§ **To be done**
Each entry must be reproduced precisely as it stands.

[Dataset rows about figures]
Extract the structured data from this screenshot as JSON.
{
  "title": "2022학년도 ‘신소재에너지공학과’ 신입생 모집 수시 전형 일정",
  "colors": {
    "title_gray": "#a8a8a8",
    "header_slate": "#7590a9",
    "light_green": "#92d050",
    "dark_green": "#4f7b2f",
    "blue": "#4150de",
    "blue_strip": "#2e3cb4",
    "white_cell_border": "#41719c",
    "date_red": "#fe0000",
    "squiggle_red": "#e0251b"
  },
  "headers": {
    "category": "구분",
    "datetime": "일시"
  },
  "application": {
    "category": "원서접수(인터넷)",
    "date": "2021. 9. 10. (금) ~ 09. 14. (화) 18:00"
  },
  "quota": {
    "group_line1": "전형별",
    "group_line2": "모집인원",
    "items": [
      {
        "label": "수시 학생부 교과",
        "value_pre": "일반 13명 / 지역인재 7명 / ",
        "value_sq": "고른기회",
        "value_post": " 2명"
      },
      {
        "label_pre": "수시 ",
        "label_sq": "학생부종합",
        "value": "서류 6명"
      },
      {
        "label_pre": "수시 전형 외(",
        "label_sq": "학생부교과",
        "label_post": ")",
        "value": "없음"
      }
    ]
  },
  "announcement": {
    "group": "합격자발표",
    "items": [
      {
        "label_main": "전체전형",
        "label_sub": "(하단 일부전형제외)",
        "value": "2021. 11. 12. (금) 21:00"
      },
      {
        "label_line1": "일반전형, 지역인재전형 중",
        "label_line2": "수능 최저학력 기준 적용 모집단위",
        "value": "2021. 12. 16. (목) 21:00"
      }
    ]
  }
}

§ **Response below**
Extract the structured data from this screenshot as JSON.
{
  "title": "2022학년도 ‘신소재에너지공학과’ 신입생 모집 수시 전형 일정",
  "colors": {
    "title_gray": "#a8a8a8",
    "header_slate": "#7590a9",
    "light_green": "#92d050",
    "dark_green": "#4f7b2f",
    "blue": "#4150de",
    "blue_strip": "#2e3cb4",
    "white_cell_border": "#41719c",
    "date_red": "#fe0000",
    "squiggle_red": "#e0251b"
  },
  "headers": {
    "category": "구분",
    "datetime": "일시"
  },
  "application": {
    "category": "원서접수(인터넷)",
    "date": "2021. 9. 10. (금) ~ 09. 14. (화) 18:00"
  },
  "quota": {
    "group_line1": "전형별",
    "group_line2": "모집인원",
    "items": [
      {
        "label": "수시 학생부 교과",
        "value_pre": "일반 13명 / 지역인재 7명 / ",
        "value_sq": "고른기회",
        "value_post": " 2명"
      },
      {
        "label_pre": "수시 ",
        "label_sq": "학생부종합",
        "value": "서류 6명"
      },
      {
        "label_pre": "수시 전형 외(",
        "label_sq": "학생부교과",
        "label_post": ")",
        "value": "없음"
      }
    ]
  },
  "announcement": {
    "group": "합격자발표",
    "items": [
      {
        "label_main": "전체전형",
        "label_sub": "(하단 일부전형제외)",
        "value": "2021. 11. 12. (금) 21:00"
      },
      {
        "label_line1": "일반전형, 지역인재전형 중",
        "label_line2": "수능 최저학력 기준 적용 모집단위",
        "value": "2021. 12. 16. (목) 21:00"
      }
    ]
  }
}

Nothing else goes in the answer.